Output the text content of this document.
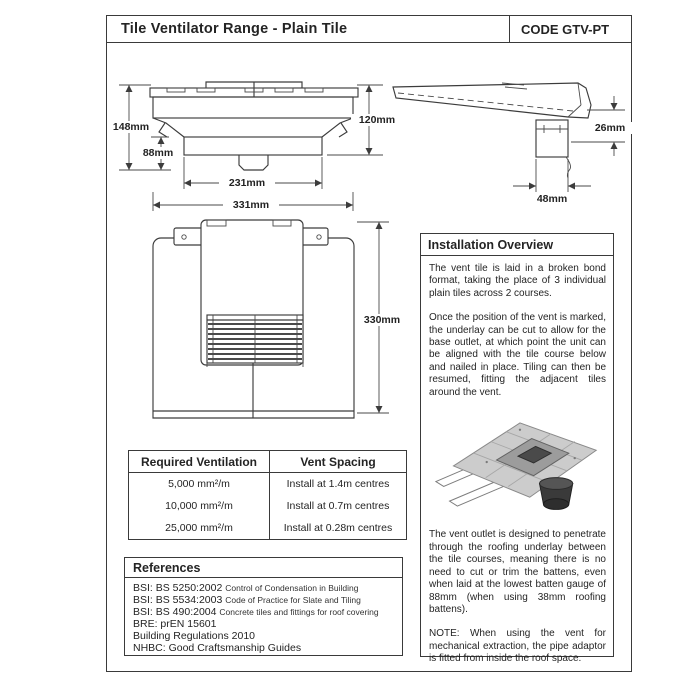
Tile Ventilator Range - Plain Tile	CODE GTV-PT
148mm
88mm
120mm
231mm
331mm
26mm
48mm
330mm
Installation Overview

The vent tile is laid in a broken bond format, taking the place of 3 individual plain tiles across 2 courses.

Once the position of the vent is marked, the underlay can be cut to allow for the base outlet, at which point the unit can be aligned with the tile course below and nailed in place. Tiling can then be resumed, fitting the adjacent tiles around the vent.

The vent outlet is designed to penetrate through the roofing underlay between the tile courses, meaning there is no need to cut or trim the battens, even when laid at the lowest batten gauge of 88mm (when using 38mm roofing battens).

NOTE: When using the vent for mechanical extraction, the pipe adaptor is fitted from inside the roof space.

Required Ventilation	Vent Spacing
5,000 mm²/m	Install at 1.4m centres
10,000 mm²/m	Install at 0.7m centres
25,000 mm²/m	Install at 0.28m centres
References
BSI: BS 5250:2002 Control of Condensation in Building
BSI: BS 5534:2003 Code of Practice for Slate and Tiling
BSI: BS 490:2004 Concrete tiles and fittings for roof covering
BRE: prEN 15601
Building Regulations 2010
NHBC: Good Craftsmanship Guides
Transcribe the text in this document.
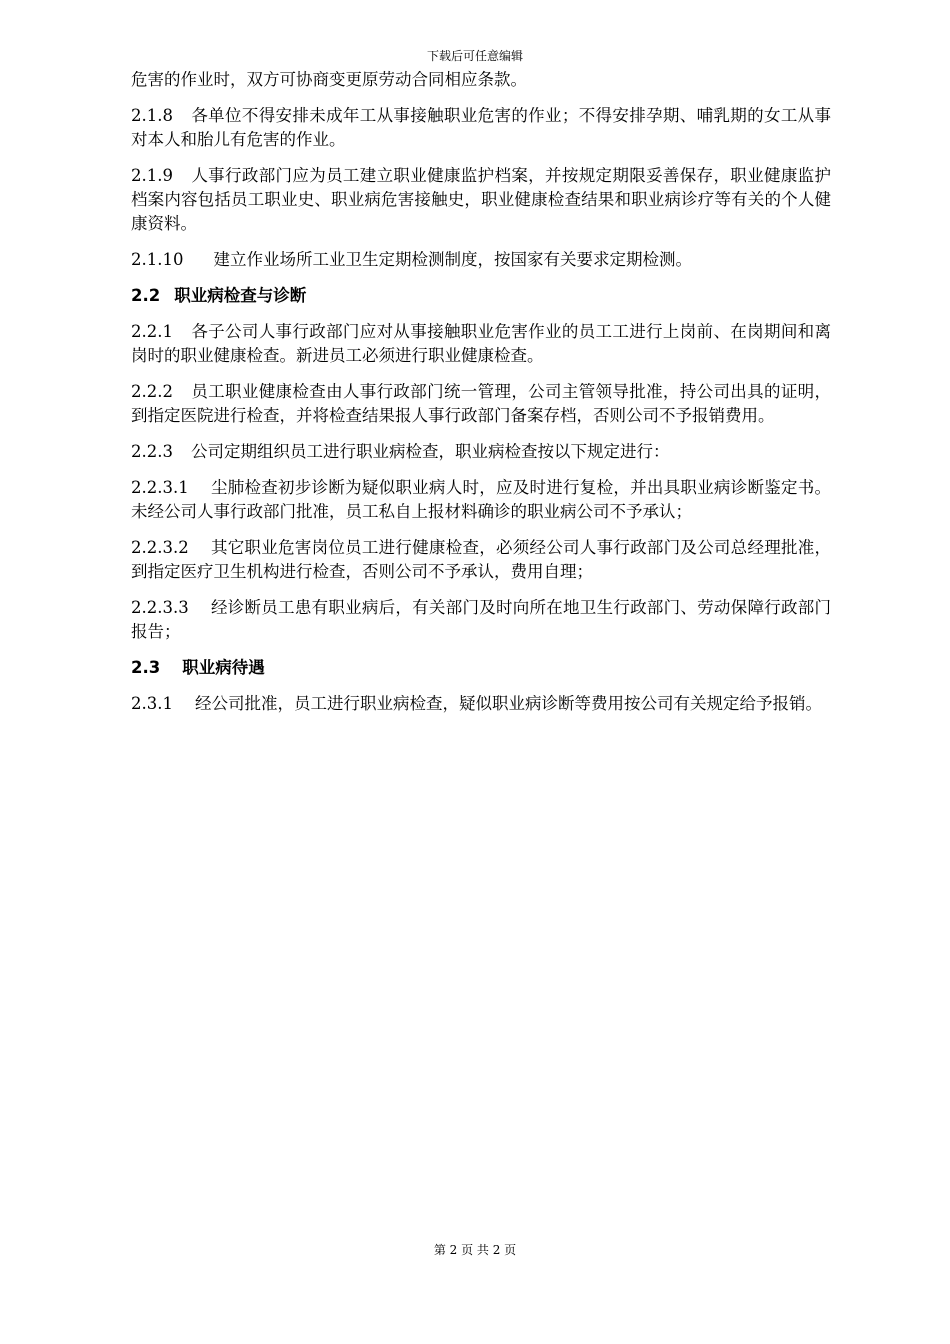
下载后可任意编辑

危害的作业时，双方可协商变更原劳动合同相应条款。

2.1.8 各单位不得安排未成年工从事接触职业危害的作业；不得安排孕期、哺乳期的女工从事对本人和胎儿有危害的作业。

2.1.9 人事行政部门应为员工建立职业健康监护档案，并按规定期限妥善保存，职业健康监护档案内容包括员工职业史、职业病危害接触史，职业健康检查结果和职业病诊疗等有关的个人健康资料。

2.1.10 建立作业场所工业卫生定期检测制度，按国家有关要求定期检测。

2.2 职业病检查与诊断

2.2.1 各子公司人事行政部门应对从事接触职业危害作业的员工工进行上岗前、在岗期间和离岗时的职业健康检查。新进员工必须进行职业健康检查。

2.2.2 员工职业健康检查由人事行政部门统一管理，公司主管领导批准，持公司出具的证明，到指定医院进行检查，并将检查结果报人事行政部门备案存档，否则公司不予报销费用。

2.2.3 公司定期组织员工进行职业病检查，职业病检查按以下规定进行：

2.2.3.1 尘肺检查初步诊断为疑似职业病人时，应及时进行复检，并出具职业病诊断鉴定书。未经公司人事行政部门批准，员工私自上报材料确诊的职业病公司不予承认；

2.2.3.2 其它职业危害岗位员工进行健康检查，必须经公司人事行政部门及公司总经理批准，到指定医疗卫生机构进行检查，否则公司不予承认，费用自理；

2.2.3.3 经诊断员工患有职业病后，有关部门及时向所在地卫生行政部门、劳动保障行政部门报告；

2.3 职业病待遇

2.3.1 经公司批准，员工进行职业病检查，疑似职业病诊断等费用按公司有关规定给予报销。

第 2 页 共 2 页
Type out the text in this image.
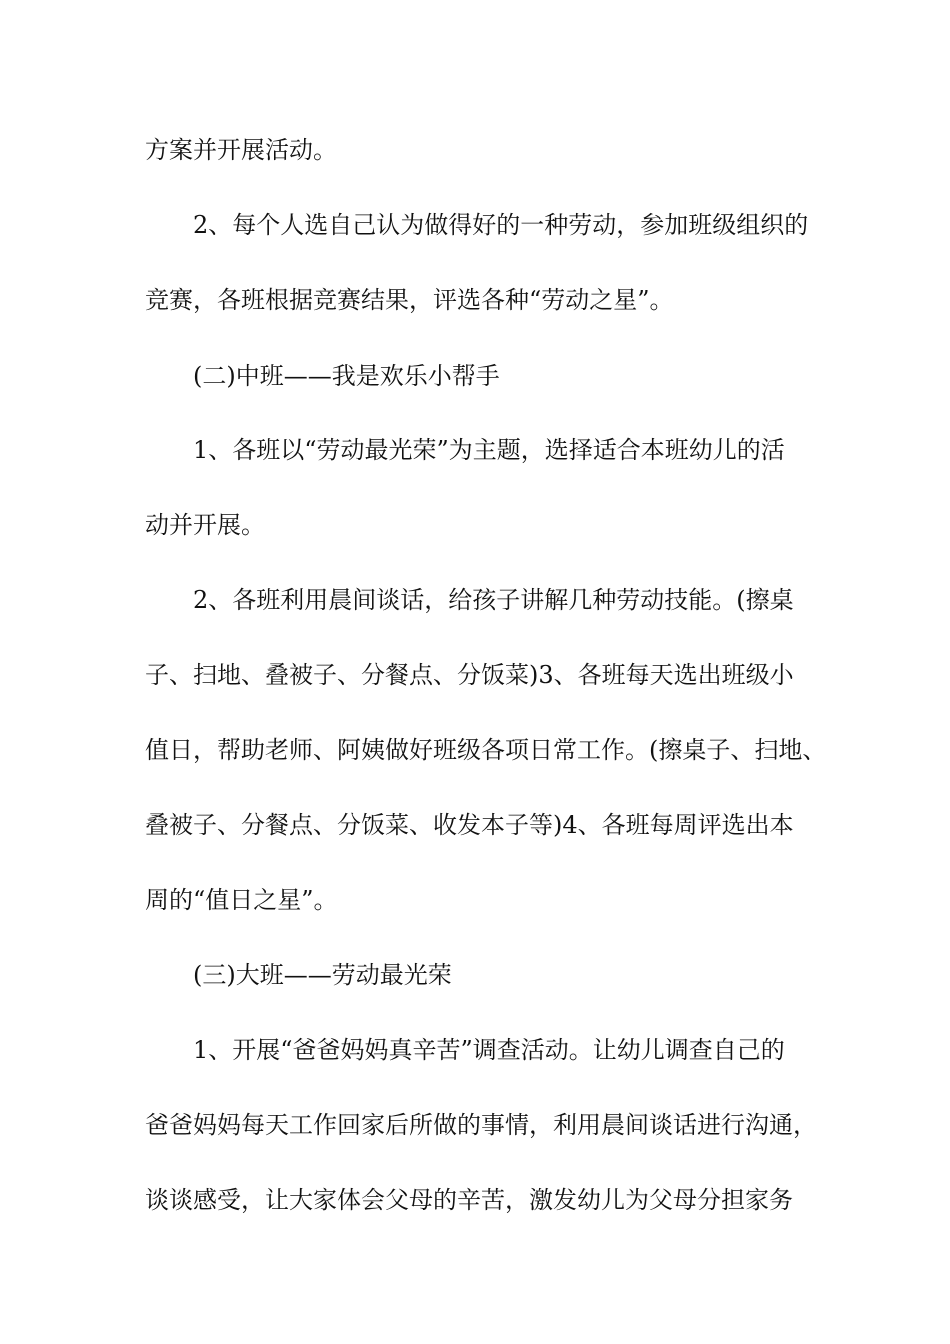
方案并开展活动。
2、每个人选自己认为做得好的一种劳动，参加班级组织的
竞赛，各班根据竞赛结果，评选各种“劳动之星”。
(二)中班——我是欢乐小帮手
1、各班以“劳动最光荣”为主题，选择适合本班幼儿的活
动并开展。
2、各班利用晨间谈话，给孩子讲解几种劳动技能。(擦桌
子、扫地、叠被子、分餐点、分饭菜)3、各班每天选出班级小
值日，帮助老师、阿姨做好班级各项日常工作。(擦桌子、扫地、
叠被子、分餐点、分饭菜、收发本子等)4、各班每周评选出本
周的“值日之星”。
(三)大班——劳动最光荣
1、开展“爸爸妈妈真辛苦”调查活动。让幼儿调查自己的
爸爸妈妈每天工作回家后所做的事情，利用晨间谈话进行沟通，
谈谈感受，让大家体会父母的辛苦，激发幼儿为父母分担家务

§ §

| Problem statement |
Pick out the lines containing the word "劳动最光荣" and show them.

| Answer to this exercise |
1、各班以“劳动最光荣”为主题，选择适合本班幼儿的活
(三)大班——劳动最光荣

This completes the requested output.